Present every line of the rows below as a Markdown table with two columns, No. and Line, giving each line its row number and skipping blank lines. Leave the pictures out of the table.

— START OF Data to process —

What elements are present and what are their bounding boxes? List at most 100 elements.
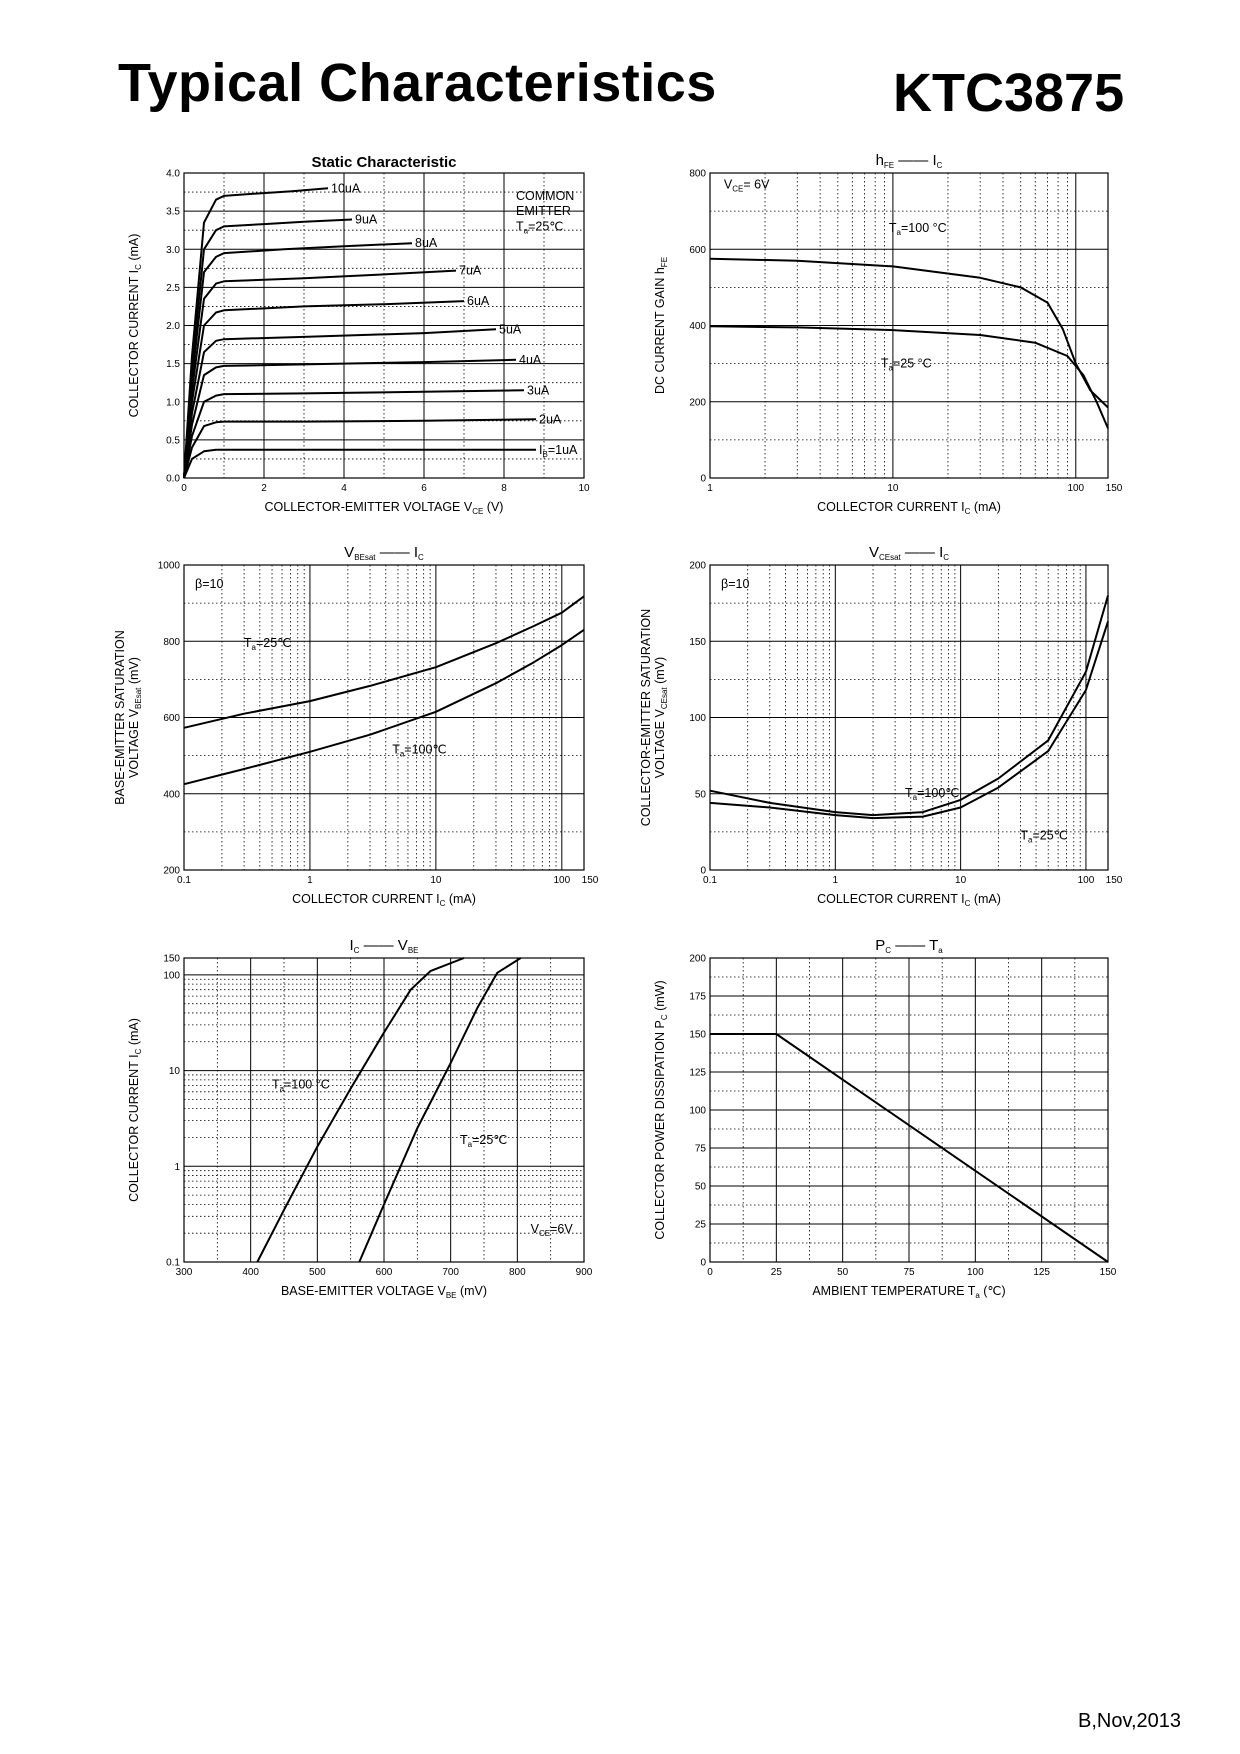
y-axis-subscript: C [660, 1014, 669, 1020]
y-tick-label: 1.5 [166, 359, 180, 370]
series-label: Ta=25 °C [881, 356, 932, 372]
series-label: 2uA [539, 412, 562, 426]
plot-frame [183, 957, 585, 1263]
y-tick-label: 50 [695, 789, 707, 800]
series-line-1 [183, 418, 537, 479]
y-tick-label: 4.0 [166, 169, 180, 180]
x-axis-label: COLLECTOR CURRENT IC (mA) [817, 500, 1001, 516]
y-axis-title-2: VOLTAGE [653, 718, 667, 779]
series-line-0 [183, 595, 585, 729]
y-tick-label: 75 [695, 1144, 707, 1155]
x-tick-label: 6 [421, 483, 427, 494]
note-beta: β=10 [721, 577, 749, 591]
plot-frame [183, 172, 585, 479]
x-axis-symbol: V [464, 500, 473, 514]
x-axis-title: COLLECTOR CURRENT [817, 500, 961, 514]
y-tick-label: 125 [689, 1068, 706, 1079]
x-axis-unit: (V) [483, 500, 503, 514]
x-axis-unit: (mA) [970, 892, 1001, 906]
y-tick-label: 400 [163, 789, 180, 800]
series-label: 9uA [355, 213, 378, 227]
note-vce: VCE= 6V [724, 177, 770, 193]
x-tick-label: 0 [181, 483, 187, 494]
x-tick-label: 0.1 [703, 875, 717, 886]
x-tick-label: 150 [1100, 1267, 1117, 1278]
x-tick-label: 100 [1067, 483, 1084, 494]
y-axis-unit: (mA) [127, 234, 141, 265]
x-tick-label: 50 [837, 1267, 849, 1278]
grid [183, 564, 584, 871]
x-tick-label: 0.1 [177, 875, 191, 886]
series-label: Ta=100 °C [889, 221, 947, 237]
x-tick-label: 1 [833, 875, 839, 886]
series-line-5 [183, 300, 465, 479]
series-line-8 [183, 218, 353, 479]
x-tick-label: 150 [582, 875, 599, 886]
chart-title: VCEsat —— IC [869, 544, 949, 562]
page-title: Typical Characteristics [118, 53, 717, 113]
y-axis-title: COLLECTOR-EMITTER SATURATION [639, 609, 653, 826]
x-axis-subscript: CE [472, 507, 483, 516]
y-tick-label: 600 [689, 245, 706, 256]
x-tick-label: 10 [430, 875, 442, 886]
series-label: 4uA [519, 353, 542, 367]
x-axis-unit: (mA) [970, 500, 1001, 514]
series-label: Ta=25℃ [244, 636, 291, 652]
series-label: Ta=100℃ [392, 743, 446, 759]
chart-pc-ta: 0 25 50 75 100 125 150 0 25 50 75 100 125 150 175 200 AM… [653, 937, 1117, 1300]
y-tick-label: 800 [163, 637, 180, 648]
y-axis-subscript: CEsat [660, 687, 669, 710]
y-tick-label: 175 [689, 992, 706, 1003]
y-tick-label: 200 [689, 954, 706, 965]
y-axis-label: VOLTAGE VCEsat (mV) [653, 657, 669, 778]
series-label: Ta=25℃ [1020, 829, 1067, 845]
series-label: 10uA [331, 181, 361, 195]
x-axis-title: AMBIENT TEMPERATURE [812, 1284, 967, 1298]
y-tick-label: 25 [695, 1220, 707, 1231]
x-tick-label: 100 [1078, 875, 1095, 886]
y-axis-label: COLLECTOR CURRENT IC (mA) [127, 234, 143, 418]
part-number: KTC3875 [893, 63, 1125, 123]
y-tick-label: 1000 [158, 561, 181, 572]
x-axis-unit: (mA) [445, 892, 476, 906]
y-axis-label: COLLECTOR POWER DISSIPATION PC (mW) [653, 980, 669, 1239]
series-line-1 [358, 957, 522, 1263]
y-axis-unit: (mV) [653, 657, 667, 688]
x-axis-unit: (℃) [980, 1284, 1006, 1298]
series-label: Ta=25℃ [460, 1133, 507, 1149]
x-axis-title: COLLECTOR-EMITTER VOLTAGE [265, 500, 464, 514]
y-axis-label: VOLTAGE VBEsat (mV) [127, 657, 143, 778]
y-tick-label: 3.5 [166, 207, 180, 218]
y-tick-label: 3.0 [166, 245, 180, 256]
y-tick-label: 1.0 [166, 397, 180, 408]
x-axis-unit: (mV) [456, 1284, 487, 1298]
y-axis-title: BASE-EMITTER SATURATION [113, 630, 127, 805]
x-tick-label: 100 [553, 875, 570, 886]
plot-frame [709, 172, 1109, 479]
x-tick-label: 8 [501, 483, 507, 494]
x-tick-label: 600 [376, 1267, 393, 1278]
series-label: 8uA [415, 236, 438, 250]
x-axis-symbol: T [968, 1284, 976, 1298]
series-label: 7uA [459, 264, 482, 278]
x-axis-symbol: V [437, 1284, 446, 1298]
x-tick-label: 1 [307, 875, 313, 886]
series-label: Ta=100℃ [905, 786, 959, 802]
x-axis-label: AMBIENT TEMPERATURE Ta (℃) [812, 1284, 1005, 1300]
plot-frame [709, 957, 1109, 1263]
series-line-0 [709, 595, 1109, 817]
series-line-0 [256, 957, 465, 1263]
y-axis-title: DC CURRENT GAIN [653, 274, 667, 394]
series-line-3 [183, 358, 517, 479]
y-tick-label: 150 [689, 1030, 706, 1041]
x-tick-label: 125 [1033, 1267, 1050, 1278]
y-axis-title-2: VOLTAGE [127, 717, 141, 778]
grid [709, 172, 1108, 479]
x-tick-label: 300 [176, 1267, 193, 1278]
series-line-2 [183, 389, 525, 479]
y-tick-label: 200 [163, 866, 180, 877]
y-axis-symbol: P [653, 1020, 667, 1028]
note-vce: VCE=6V [531, 1222, 574, 1238]
series-label: 3uA [527, 383, 550, 397]
series-line-9 [183, 187, 329, 479]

— END OF Data to process —

▶ **Completed exercise**
| No. | Line |
|---|---|
| 1 | What elements are present and what are their bounding boxes? List at most 100 elements. |
| 2 | y-axis-subscript: C [660, 1014, 669, 1020] |
| 3 | y-tick-label: 1.5 [166, 359, 180, 370] |
| 4 | series-label: Ta=25 °C [881, 356, 932, 372] |
| 5 | series-label: 2uA [539, 412, 562, 426] |
| 6 | plot-frame [183, 957, 585, 1263] |
| 7 | y-tick-label: 50 [695, 789, 707, 800] |
| 8 | series-line-1 [183, 418, 537, 479] |
| 9 | y-tick-label: 4.0 [166, 169, 180, 180] |
| 10 | x-axis-label: COLLECTOR CURRENT IC (mA) [817, 500, 1001, 516] |
| 11 | y-axis-title-2: VOLTAGE [653, 718, 667, 779] |
| 12 | series-line-0 [183, 595, 585, 729] |
| 13 | y-tick-label: 75 [695, 1144, 707, 1155] |
| 14 | x-tick-label: 6 [421, 483, 427, 494] |
| 15 | note-beta: β=10 [721, 577, 749, 591] |
| 16 | plot-frame [183, 172, 585, 479] |
| 17 | x-axis-symbol: V [464, 500, 473, 514] |
| 18 | x-axis-title: COLLECTOR CURRENT [817, 500, 961, 514] |
| 19 | y-tick-label: 125 [689, 1068, 706, 1079] |
| 20 | x-axis-unit: (V) [483, 500, 503, 514] |
| 21 | x-axis-unit: (mA) [970, 892, 1001, 906] |
| 22 | y-tick-label: 400 [163, 789, 180, 800] |
| 23 | series-label: 9uA [355, 213, 378, 227] |
| 24 | note-vce: VCE= 6V [724, 177, 770, 193] |
| 25 | x-tick-label: 0 [181, 483, 187, 494] |
| 26 | x-tick-label: 0.1 [703, 875, 717, 886] |
| 27 | x-tick-label: 150 [1100, 1267, 1117, 1278] |
| 28 | x-tick-label: 100 [1067, 483, 1084, 494] |
| 29 | y-axis-unit: (mA) [127, 234, 141, 265] |
| 30 | x-tick-label: 50 [837, 1267, 849, 1278] |
| 31 | grid [183, 564, 584, 871] |
| 32 | x-tick-label: 0.1 [177, 875, 191, 886] |
| 33 | series-label: Ta=100 °C [889, 221, 947, 237] |
| 34 | x-tick-label: 1 [833, 875, 839, 886] |
| 35 | series-line-5 [183, 300, 465, 479] |
| 36 | series-line-8 [183, 218, 353, 479] |
| 37 | x-tick-label: 150 [582, 875, 599, 886] |
| 38 | chart-title: VCEsat —— IC [869, 544, 949, 562] |
| 39 | page-title: Typical Characteristics [118, 53, 717, 113] |
| 40 | y-axis-title: COLLECTOR-EMITTER SATURATION [639, 609, 653, 826] |
| 41 | x-axis-subscript: CE [472, 507, 483, 516] |
| 42 | y-tick-label: 600 [689, 245, 706, 256] |
| 43 | x-tick-label: 10 [430, 875, 442, 886] |
| 44 | series-label: 4uA [519, 353, 542, 367] |
| 45 | x-axis-unit: (mA) [970, 500, 1001, 514] |
| 46 | series-label: Ta=25℃ [244, 636, 291, 652] |
| 47 | series-label: Ta=100℃ [392, 743, 446, 759] |
| 48 | chart-pc-ta: 0 25 50 75 100 125 150 0 25 50 75 100 125 150 175 200 AM… [653, 937, 1117, 1300] |
| 49 | y-tick-label: 800 [163, 637, 180, 648] |
| 50 | y-axis-subscript: CEsat [660, 687, 669, 710] |
| 51 | y-tick-label: 175 [689, 992, 706, 1003] |
| 52 | y-tick-label: 200 [689, 954, 706, 965] |
| 53 | y-axis-label: VOLTAGE VCEsat (mV) [653, 657, 669, 778] |
| 54 | series-label: Ta=25℃ [1020, 829, 1067, 845] |
| 55 | series-label: 10uA [331, 181, 361, 195] |
| 56 | x-axis-title: AMBIENT TEMPERATURE [812, 1284, 967, 1298] |
| 57 | y-tick-label: 25 [695, 1220, 707, 1231] |
| 58 | x-tick-label: 100 [1078, 875, 1095, 886] |
| 59 | y-axis-label: COLLECTOR CURRENT IC (mA) [127, 234, 143, 418] |
| 60 | part-number: KTC3875 [893, 63, 1125, 123] |
| 61 | y-tick-label: 1000 [158, 561, 181, 572] |
| 62 | x-axis-unit: (mA) [445, 892, 476, 906] |
| 63 | y-axis-label: COLLECTOR POWER DISSIPATION PC (mW) [653, 980, 669, 1239] |
| 64 | series-line-1 [358, 957, 522, 1263] |
| 65 | y-axis-unit: (mV) [653, 657, 667, 688] |
| 66 | x-axis-unit: (℃) [980, 1284, 1006, 1298] |
| 67 | series-label: Ta=25℃ [460, 1133, 507, 1149] |
| 68 | x-axis-title: COLLECTOR-EMITTER VOLTAGE [265, 500, 464, 514] |
| 69 | y-axis-label: VOLTAGE VBEsat (mV) [127, 657, 143, 778] |
| 70 | y-tick-label: 3.5 [166, 207, 180, 218] |
| 71 | y-tick-label: 3.0 [166, 245, 180, 256] |
| 72 | y-tick-label: 1.0 [166, 397, 180, 408] |
| 73 | x-axis-unit: (mV) [456, 1284, 487, 1298] |
| 74 | y-axis-title: BASE-EMITTER SATURATION [113, 630, 127, 805] |
| 75 | x-tick-label: 100 [553, 875, 570, 886] |
| 76 | plot-frame [709, 172, 1109, 479] |
| 77 | x-tick-label: 8 [501, 483, 507, 494] |
| 78 | x-tick-label: 600 [376, 1267, 393, 1278] |
| 79 | series-label: 8uA [415, 236, 438, 250] |
| 80 | x-axis-symbol: T [968, 1284, 976, 1298] |
| 81 | series-label: 7uA [459, 264, 482, 278] |
| 82 | x-axis-symbol: V [437, 1284, 446, 1298] |
| 83 | x-tick-label: 1 [307, 875, 313, 886] |
| 84 | series-label: Ta=100℃ [905, 786, 959, 802] |
| 85 | x-axis-label: AMBIENT TEMPERATURE Ta (℃) [812, 1284, 1005, 1300] |
| 86 | plot-frame [709, 957, 1109, 1263] |
| 87 | series-line-0 [709, 595, 1109, 817] |
| 88 | series-line-0 [256, 957, 465, 1263] |
| 89 | y-axis-title: DC CURRENT GAIN [653, 274, 667, 394] |
| 90 | series-line-3 [183, 358, 517, 479] |
| 91 | y-tick-label: 150 [689, 1030, 706, 1041] |
| 92 | x-tick-label: 125 [1033, 1267, 1050, 1278] |
| 93 | y-axis-title-2: VOLTAGE [127, 717, 141, 778] |
| 94 | grid [709, 172, 1108, 479] |
| 95 | x-tick-label: 300 [176, 1267, 193, 1278] |
| 96 | series-line-2 [183, 389, 525, 479] |
| 97 | y-tick-label: 200 [163, 866, 180, 877] |
| 98 | y-axis-symbol: P [653, 1020, 667, 1028] |
| 99 | note-vce: VCE=6V [531, 1222, 574, 1238] |
| 100 | series-label: 3uA [527, 383, 550, 397] |
| 101 | series-line-9 [183, 187, 329, 479] |